■ INPUT FOR THIS TASK:
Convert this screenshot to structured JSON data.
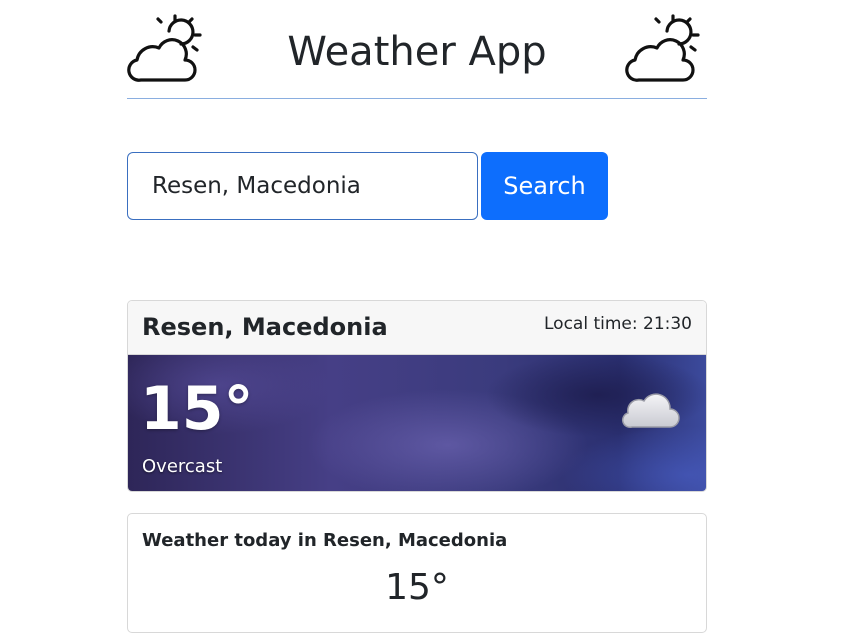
{
  "header": {
    "title": "Weather App",
    "left_icon": "partly-cloudy-icon",
    "right_icon": "partly-cloudy-icon"
  },
  "search": {
    "value": "Resen, Macedonia",
    "placeholder": "",
    "button_label": "Search"
  },
  "current": {
    "location": "Resen, Macedonia",
    "local_time": "Local time: 21:30",
    "temperature": "15°",
    "condition": "Overcast",
    "condition_icon": "cloud-icon"
  },
  "today": {
    "title": "Weather today in Resen, Macedonia",
    "temperature": "15°"
  },
  "colors": {
    "primary": "#0d6efd",
    "header_divider": "#8aaee0"
  }
}
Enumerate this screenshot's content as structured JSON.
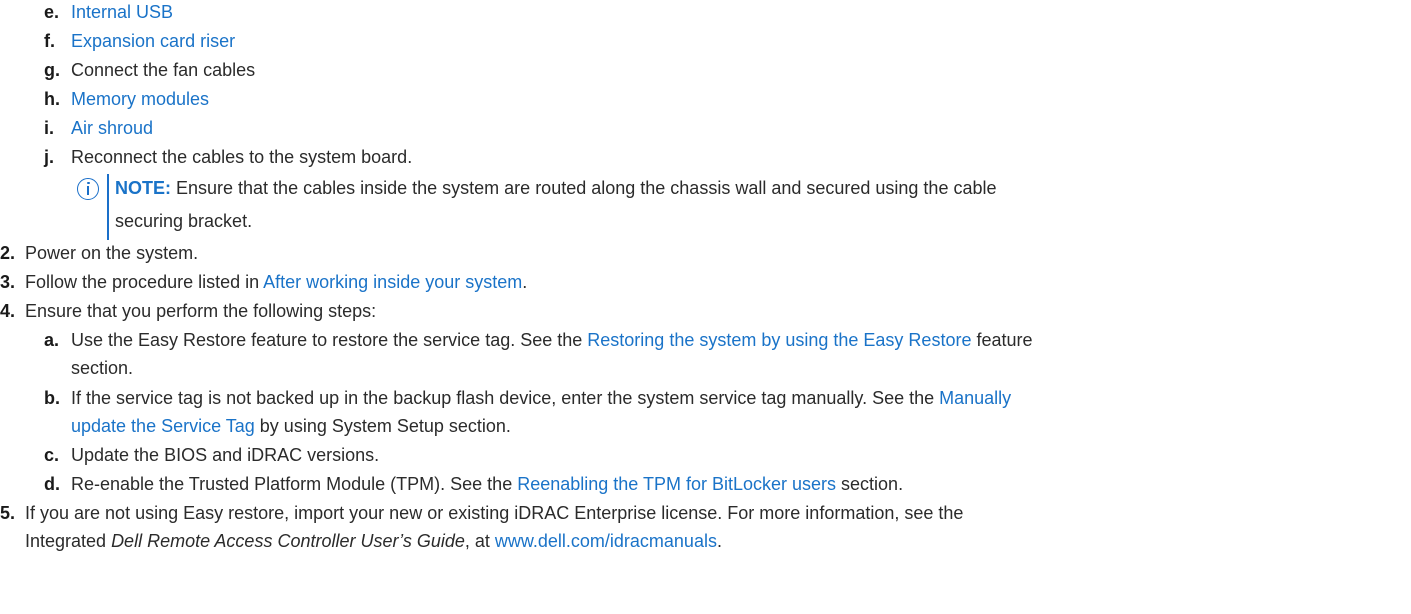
{
  "substeps_top": [
    {
      "letter": "e.",
      "text": "Internal USB",
      "link": true
    },
    {
      "letter": "f.",
      "text": "Expansion card riser",
      "link": true
    },
    {
      "letter": "g.",
      "text": "Connect the fan cables",
      "link": false
    },
    {
      "letter": "h.",
      "text": "Memory modules",
      "link": true
    },
    {
      "letter": "i.",
      "text": "Air shroud",
      "link": true
    },
    {
      "letter": "j.",
      "text": "Reconnect the cables to the system board.",
      "link": false
    }
  ],
  "note": {
    "label": "NOTE:",
    "line1": " Ensure that the cables inside the system are routed along the chassis wall and secured using the cable",
    "line2": "securing bracket."
  },
  "step2": {
    "num": "2.",
    "text": "Power on the system."
  },
  "step3": {
    "num": "3.",
    "pre": "Follow the procedure listed in ",
    "link": "After working inside your system",
    "post": "."
  },
  "step4": {
    "num": "4.",
    "text": "Ensure that you perform the following steps:"
  },
  "step4a": {
    "letter": "a.",
    "pre": "Use the Easy Restore feature to restore the service tag. See the ",
    "link": "Restoring the system by using the Easy Restore",
    "post": " feature",
    "line2": "section."
  },
  "step4b": {
    "letter": "b.",
    "pre": "If the service tag is not backed up in the backup flash device, enter the system service tag manually. See the ",
    "link1": "Manually",
    "link2": "update the Service Tag",
    "post": " by using System Setup section."
  },
  "step4c": {
    "letter": "c.",
    "text": "Update the BIOS and iDRAC versions."
  },
  "step4d": {
    "letter": "d.",
    "pre": "Re-enable the Trusted Platform Module (TPM). See the ",
    "link": "Reenabling the TPM for BitLocker users",
    "post": " section."
  },
  "step5": {
    "num": "5.",
    "line1": "If you are not using Easy restore, import your new or existing iDRAC Enterprise license. For more information, see the",
    "pre2": "Integrated ",
    "italic": "Dell Remote Access Controller User’s Guide",
    "mid2": ", at ",
    "link": "www.dell.com/idracmanuals",
    "post2": "."
  },
  "colors": {
    "link": "#1a73c8",
    "text": "#2b2b2b",
    "note_accent": "#1a6fc9"
  },
  "icons": {
    "note": "info-circle-icon"
  }
}
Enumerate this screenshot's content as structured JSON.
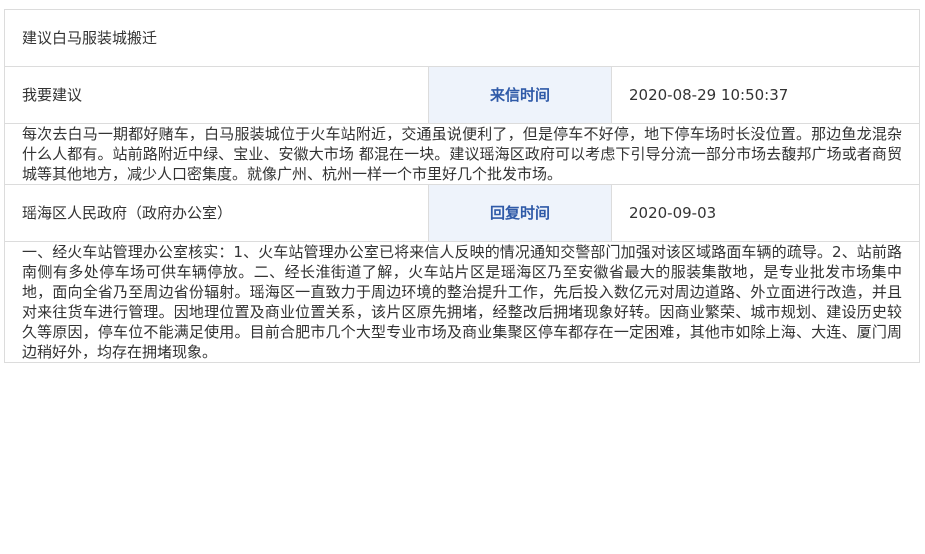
{
  "letter": {
    "title": "建议白马服装城搬迁",
    "submit": {
      "sender": "我要建议",
      "time_label": "来信时间",
      "time_value": "2020-08-29 10:50:37"
    },
    "content": "每次去白马一期都好赌车，白马服装城位于火车站附近，交通虽说便利了，但是停车不好停，地下停车场时长没位置。那边鱼龙混杂什么人都有。站前路附近中绿、宝业、安徽大市场 都混在一块。建议瑶海区政府可以考虑下引导分流一部分市场去馥邦广场或者商贸城等其他地方，减少人口密集度。就像广州、杭州一样一个市里好几个批发市场。",
    "reply": {
      "responder": "瑶海区人民政府（政府办公室）",
      "time_label": "回复时间",
      "time_value": "2020-09-03"
    },
    "reply_content": "一、经火车站管理办公室核实：1、火车站管理办公室已将来信人反映的情况通知交警部门加强对该区域路面车辆的疏导。2、站前路南侧有多处停车场可供车辆停放。二、经长淮街道了解，火车站片区是瑶海区乃至安徽省最大的服装集散地，是专业批发市场集中地，面向全省乃至周边省份辐射。瑶海区一直致力于周边环境的整治提升工作，先后投入数亿元对周边道路、外立面进行改造，并且对来往货车进行管理。因地理位置及商业位置关系，该片区原先拥堵，经整改后拥堵现象好转。因商业繁荣、城市规划、建设历史较久等原因，停车位不能满足使用。目前合肥市几个大型专业市场及商业集聚区停车都存在一定困难，其他市如除上海、大连、厦门周边稍好外，均存在拥堵现象。"
  }
}
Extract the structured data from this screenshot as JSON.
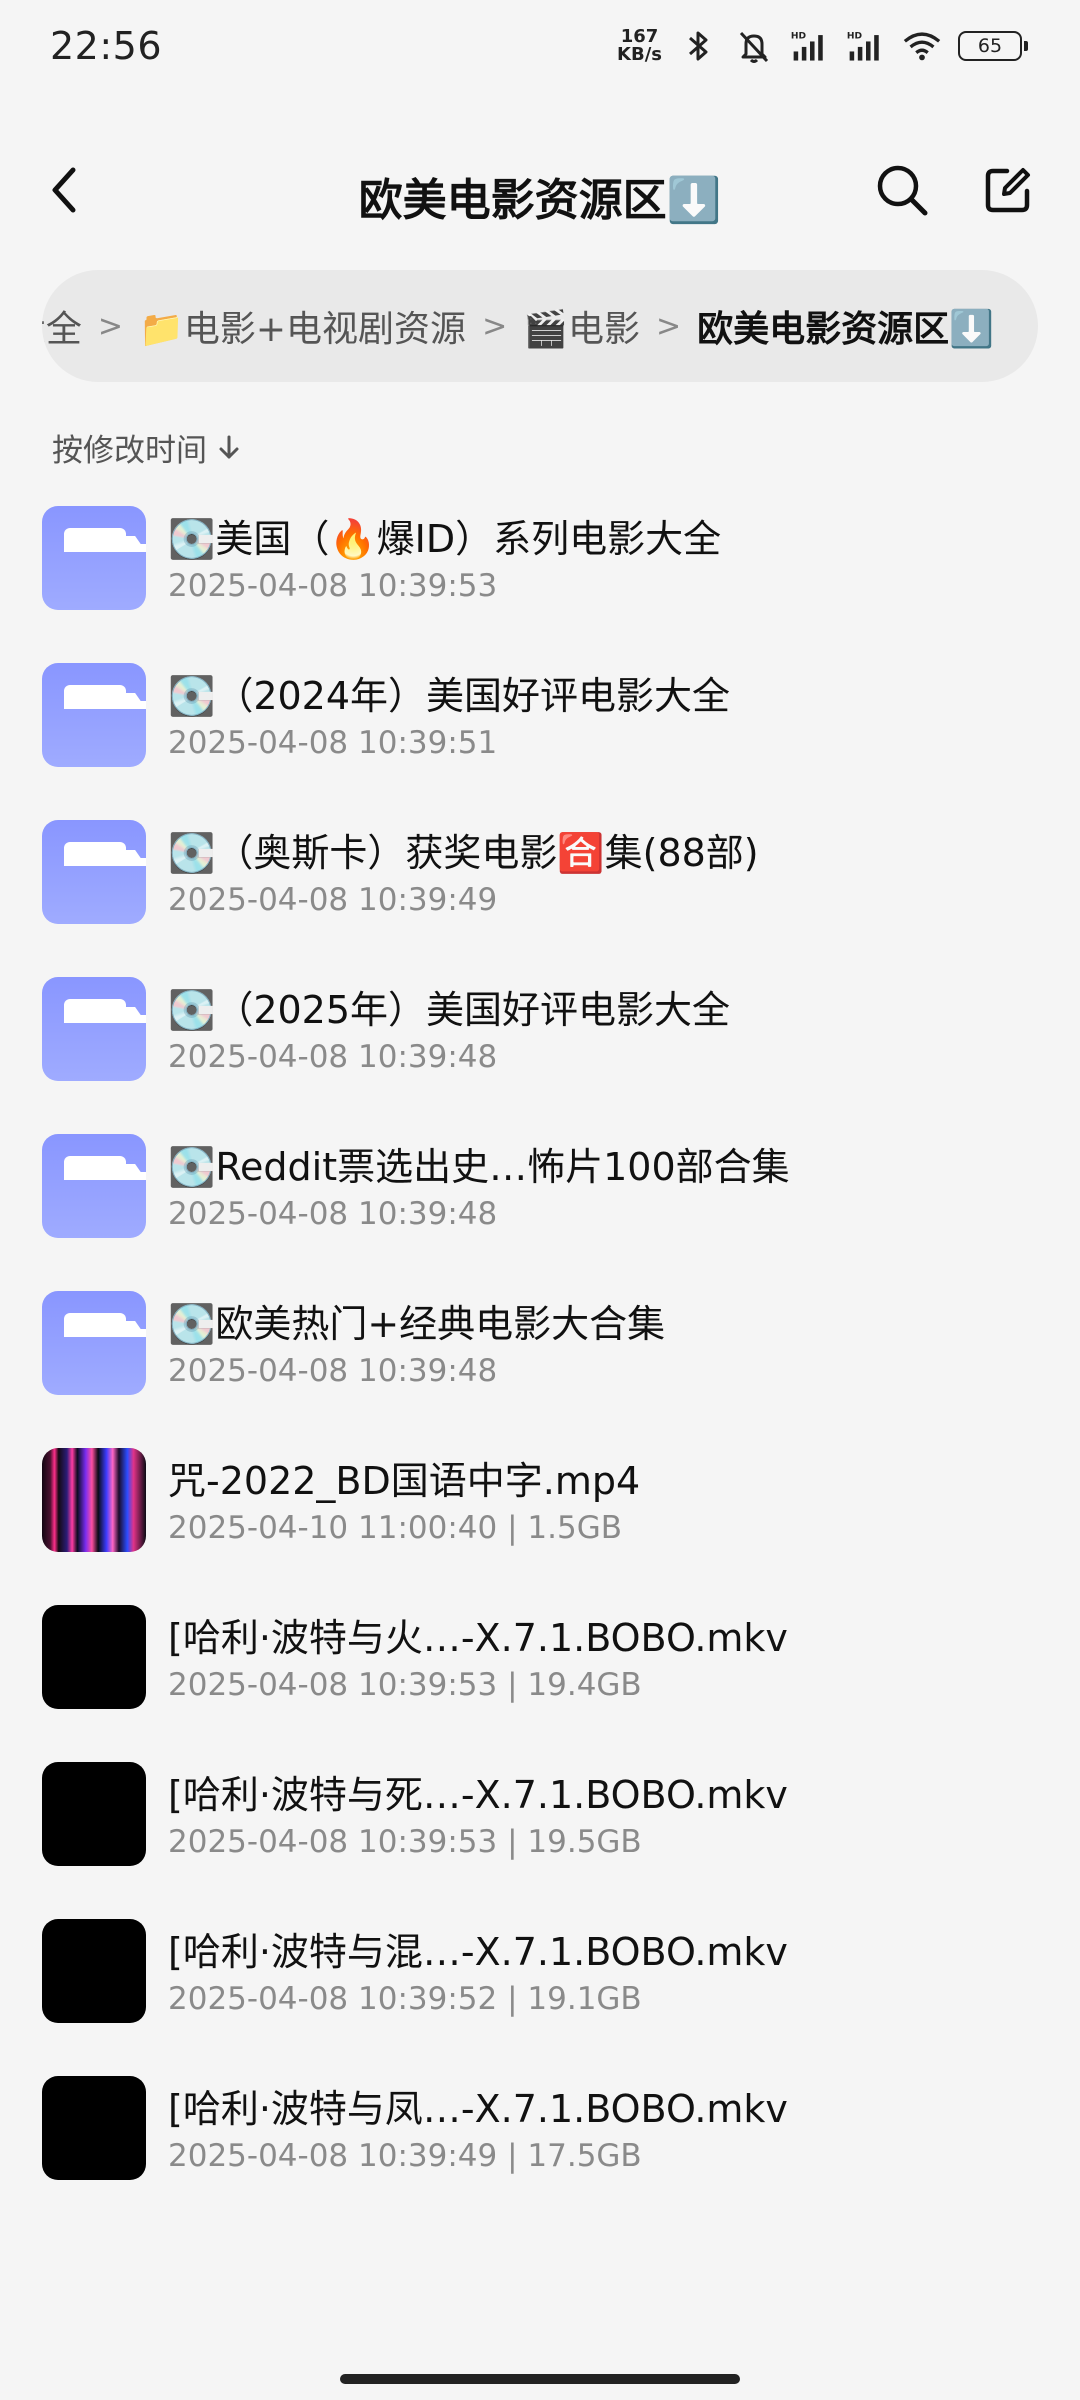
{
  "status_bar": {
    "time": "22:56",
    "net_speed_value": "167",
    "net_speed_unit": "KB/s",
    "icons": [
      "bluetooth-icon",
      "mute-icon",
      "signal-hd-icon",
      "signal-hd-icon",
      "wifi-icon"
    ],
    "battery": "65"
  },
  "header": {
    "title": "欧美电影资源区⬇️"
  },
  "breadcrumb": [
    "大全",
    "📁电影+电视剧资源",
    "🎬电影",
    "欧美电影资源区⬇️"
  ],
  "sort": {
    "label": "按修改时间"
  },
  "files": [
    {
      "type": "folder",
      "name": "💽美国（🔥爆ID）系列电影大全",
      "meta": "2025-04-08 10:39:53"
    },
    {
      "type": "folder",
      "name": "💽（2024年）美国好评电影大全",
      "meta": "2025-04-08 10:39:51"
    },
    {
      "type": "folder",
      "name": "💽（奥斯卡）获奖电影🈴集(88部)",
      "meta": "2025-04-08 10:39:49"
    },
    {
      "type": "folder",
      "name": "💽（2025年）美国好评电影大全",
      "meta": "2025-04-08 10:39:48"
    },
    {
      "type": "folder",
      "name": "💽Reddit票选出史…怖片100部合集",
      "meta": "2025-04-08 10:39:48"
    },
    {
      "type": "folder",
      "name": "💽欧美热门+经典电影大合集",
      "meta": "2025-04-08 10:39:48"
    },
    {
      "type": "video",
      "name": "咒-2022_BD国语中字.mp4",
      "meta": "2025-04-10 11:00:40 | 1.5GB"
    },
    {
      "type": "video",
      "name": "[哈利·波特与火…-X.7.1.BOBO.mkv",
      "meta": "2025-04-08 10:39:53 | 19.4GB"
    },
    {
      "type": "video",
      "name": "[哈利·波特与死…-X.7.1.BOBO.mkv",
      "meta": "2025-04-08 10:39:53 | 19.5GB"
    },
    {
      "type": "video",
      "name": "[哈利·波特与混…-X.7.1.BOBO.mkv",
      "meta": "2025-04-08 10:39:52 | 19.1GB"
    },
    {
      "type": "video",
      "name": "[哈利·波特与凤…-X.7.1.BOBO.mkv",
      "meta": "2025-04-08 10:39:49 | 17.5GB"
    }
  ]
}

■ YOUR TASK:
Repeat each record exactly, with the pictures left out.

■ RESULT BELOW:
Convert this screenshot to structured JSON data.
{
  "header": {
    "title": "Weather App",
    "left_icon": "partly-cloudy-icon",
    "right_icon": "partly-cloudy-icon"
  },
  "search": {
    "value": "Resen, Macedonia",
    "placeholder": "",
    "button_label": "Search"
  },
  "current": {
    "location": "Resen, Macedonia",
    "local_time": "Local time: 21:30",
    "temperature": "15°",
    "condition": "Overcast",
    "condition_icon": "cloud-icon"
  },
  "today": {
    "title": "Weather today in Resen, Macedonia",
    "temperature": "15°"
  },
  "colors": {
    "primary": "#0d6efd",
    "header_divider": "#8aaee0"
  }
}
Enumerate this screenshot's content as structured JSON.
{
  "substeps_top": [
    {
      "letter": "e.",
      "text": "Internal USB",
      "link": true
    },
    {
      "letter": "f.",
      "text": "Expansion card riser",
      "link": true
    },
    {
      "letter": "g.",
      "text": "Connect the fan cables",
      "link": false
    },
    {
      "letter": "h.",
      "text": "Memory modules",
      "link": true
    },
    {
      "letter": "i.",
      "text": "Air shroud",
      "link": true
    },
    {
      "letter": "j.",
      "text": "Reconnect the cables to the system board.",
      "link": false
    }
  ],
  "note": {
    "label": "NOTE:",
    "line1": " Ensure that the cables inside the system are routed along the chassis wall and secured using the cable",
    "line2": "securing bracket."
  },
  "step2": {
    "num": "2.",
    "text": "Power on the system."
  },
  "step3": {
    "num": "3.",
    "pre": "Follow the procedure listed in ",
    "link": "After working inside your system",
    "post": "."
  },
  "step4": {
    "num": "4.",
    "text": "Ensure that you perform the following steps:"
  },
  "step4a": {
    "letter": "a.",
    "pre": "Use the Easy Restore feature to restore the service tag. See the ",
    "link": "Restoring the system by using the Easy Restore",
    "post": " feature",
    "line2": "section."
  },
  "step4b": {
    "letter": "b.",
    "pre": "If the service tag is not backed up in the backup flash device, enter the system service tag manually. See the ",
    "link1": "Manually",
    "link2": "update the Service Tag",
    "post": " by using System Setup section."
  },
  "step4c": {
    "letter": "c.",
    "text": "Update the BIOS and iDRAC versions."
  },
  "step4d": {
    "letter": "d.",
    "pre": "Re-enable the Trusted Platform Module (TPM). See the ",
    "link": "Reenabling the TPM for BitLocker users",
    "post": " section."
  },
  "step5": {
    "num": "5.",
    "line1": "If you are not using Easy restore, import your new or existing iDRAC Enterprise license. For more information, see the",
    "pre2": "Integrated ",
    "italic": "Dell Remote Access Controller User’s Guide",
    "mid2": ", at ",
    "link": "www.dell.com/idracmanuals",
    "post2": "."
  },
  "colors": {
    "link": "#1a73c8",
    "text": "#2b2b2b",
    "note_accent": "#1a6fc9"
  },
  "icons": {
    "note": "info-circle-icon"
  }
}
Enumerate this screenshot's content as structured JSON.
{
  "letter": {
    "title": "建议白马服装城搬迁",
    "submit": {
      "sender": "我要建议",
      "time_label": "来信时间",
      "time_value": "2020-08-29 10:50:37"
    },
    "content": "每次去白马一期都好赌车，白马服装城位于火车站附近，交通虽说便利了，但是停车不好停，地下停车场时长没位置。那边鱼龙混杂什么人都有。站前路附近中绿、宝业、安徽大市场 都混在一块。建议瑶海区政府可以考虑下引导分流一部分市场去馥邦广场或者商贸城等其他地方，减少人口密集度。就像广州、杭州一样一个市里好几个批发市场。",
    "reply": {
      "responder": "瑶海区人民政府（政府办公室）",
      "time_label": "回复时间",
      "time_value": "2020-09-03"
    },
    "reply_content": "一、经火车站管理办公室核实：1、火车站管理办公室已将来信人反映的情况通知交警部门加强对该区域路面车辆的疏导。2、站前路南侧有多处停车场可供车辆停放。二、经长淮街道了解，火车站片区是瑶海区乃至安徽省最大的服装集散地，是专业批发市场集中地，面向全省乃至周边省份辐射。瑶海区一直致力于周边环境的整治提升工作，先后投入数亿元对周边道路、外立面进行改造，并且对来往货车进行管理。因地理位置及商业位置关系，该片区原先拥堵，经整改后拥堵现象好转。因商业繁荣、城市规划、建设历史较久等原因，停车位不能满足使用。目前合肥市几个大型专业市场及商业集聚区停车都存在一定困难，其他市如除上海、大连、厦门周边稍好外，均存在拥堵现象。"
  }
}
Extract the structured data from this screenshot as JSON.
{
  "status_bar": {
    "time": "22:56",
    "net_speed_value": "167",
    "net_speed_unit": "KB/s",
    "icons": [
      "bluetooth-icon",
      "mute-icon",
      "signal-hd-icon",
      "signal-hd-icon",
      "wifi-icon"
    ],
    "battery": "65"
  },
  "header": {
    "title": "欧美电影资源区⬇️"
  },
  "breadcrumb": [
    "大全",
    "📁电影+电视剧资源",
    "🎬电影",
    "欧美电影资源区⬇️"
  ],
  "sort": {
    "label": "按修改时间"
  },
  "files": [
    {
      "type": "folder",
      "name": "💽美国（🔥爆ID）系列电影大全",
      "meta": "2025-04-08 10:39:53"
    },
    {
      "type": "folder",
      "name": "💽（2024年）美国好评电影大全",
      "meta": "2025-04-08 10:39:51"
    },
    {
      "type": "folder",
      "name": "💽（奥斯卡）获奖电影🈴集(88部)",
      "meta": "2025-04-08 10:39:49"
    },
    {
      "type": "folder",
      "name": "💽（2025年）美国好评电影大全",
      "meta": "2025-04-08 10:39:48"
    },
    {
      "type": "folder",
      "name": "💽Reddit票选出史…怖片100部合集",
      "meta": "2025-04-08 10:39:48"
    },
    {
      "type": "folder",
      "name": "💽欧美热门+经典电影大合集",
      "meta": "2025-04-08 10:39:48"
    },
    {
      "type": "video",
      "name": "咒-2022_BD国语中字.mp4",
      "meta": "2025-04-10 11:00:40 | 1.5GB"
    },
    {
      "type": "video",
      "name": "[哈利·波特与火…-X.7.1.BOBO.mkv",
      "meta": "2025-04-08 10:39:53 | 19.4GB"
    },
    {
      "type": "video",
      "name": "[哈利·波特与死…-X.7.1.BOBO.mkv",
      "meta": "2025-04-08 10:39:53 | 19.5GB"
    },
    {
      "type": "video",
      "name": "[哈利·波特与混…-X.7.1.BOBO.mkv",
      "meta": "2025-04-08 10:39:52 | 19.1GB"
    },
    {
      "type": "video",
      "name": "[哈利·波特与凤…-X.7.1.BOBO.mkv",
      "meta": "2025-04-08 10:39:49 | 17.5GB"
    }
  ]
}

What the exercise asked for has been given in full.